Cabaret / Coup de fil au patron du cabaret de Madame Arthur, mythique lieu travesti où se produisit Bambi, premier du genre ouvert à Pigalle en 1946, sorti des limbes en 2015 après cinq années d'extinction des feux par Fabrice Laffon, le patron du Divan du Monde voisin qui nous explique les dessous de cette résurrection avant un arrêt au Sucre. Allo ?
Madame Arthur, c'est l'histoire d'une résurrection : le cabaret avait fermé pendant cinq années avant d'être repris par vous. Quelle est l'histoire de ce retour ?
Fabrice Laffon : Nous, on s'occupait du Divan du Monde, une salle de concerts. On a fait l'acquisition du bâtiment voisin, fermé depuis très longtemps : on voulait s'agrandir. Et pendant que l'on faisait les travaux de réhabilitation de cet ancien cabaret, on a fait la rencontre d'un petit embryon d'artistes — ils étaient trois —, par hasard, qui nous ont proposé de relancer une formule de cabaret. C'est l'histoire d'une équipe qui a relancé un programme de cabaret, sans attache avec le passé, nous étions très libres...
Vous avez pu redémarrer d'une page blanche.
Exactement, on a eu une page blanche devant nous, tout en étant très respectueux, avec la volonté de faire le lien avec ce passé. Mais sans la lourdeur que l'on peut avoir quand on est dans une entreprise qui est ouverte, avec des changements difficiles à faire parfois. Vous voyez ?

- **Données**
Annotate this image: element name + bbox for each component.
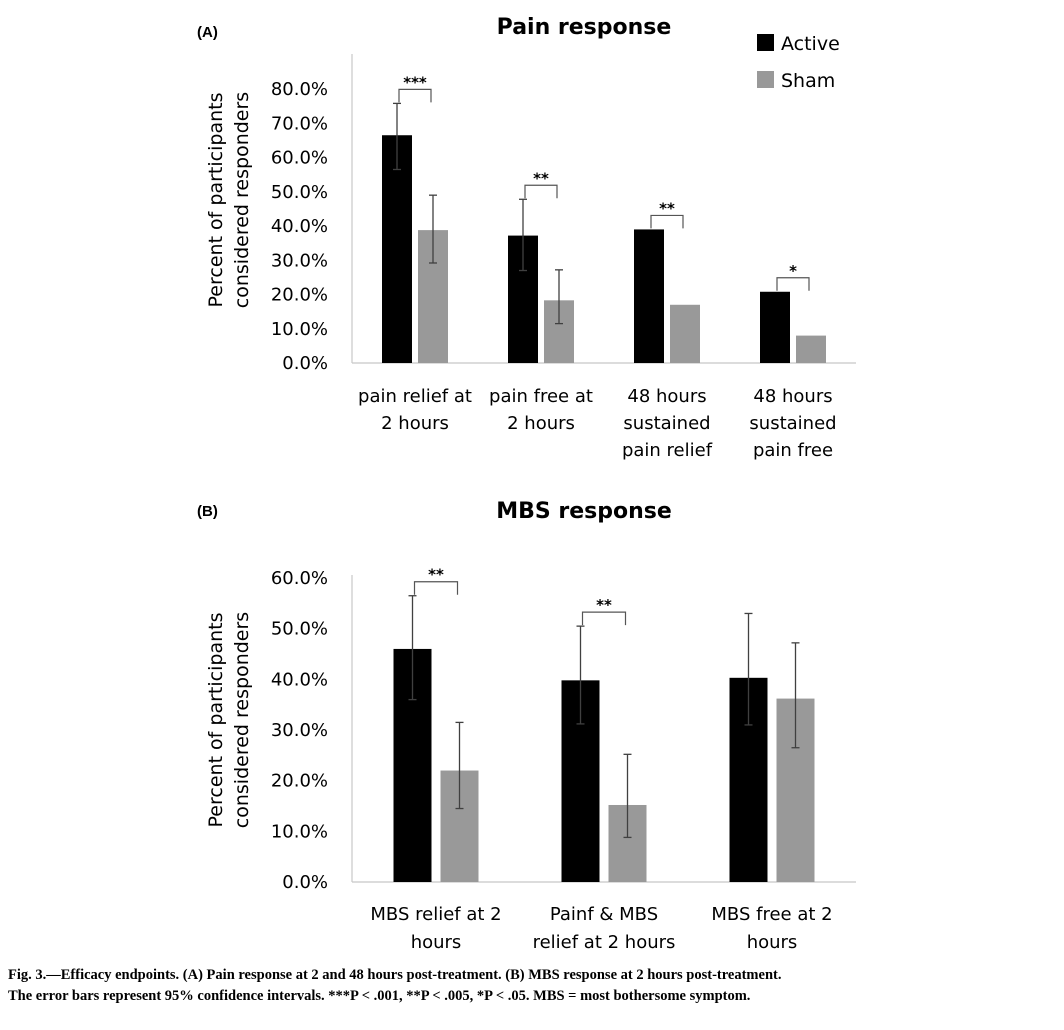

- **Travail demandé**
- 1) Traduisez en anglais cette phrase de l'entretien : « On a fait l'acquisition du bâtiment voisin, fermé depuis très longtemps : on voulait s'agrandir. »
- 2) Relevez toutes les indications de nombre ou de date figurant dans l'entretien, en ne citant chacune qu'une fois.
Les données ne sont pas issues de l'entretien mais d'une autre source.

- **Réponses**
- 1) We acquired the neighboring building, which had been closed for a very long time: we wanted to expand.

- 2) 1946, 2015, cinq années, trois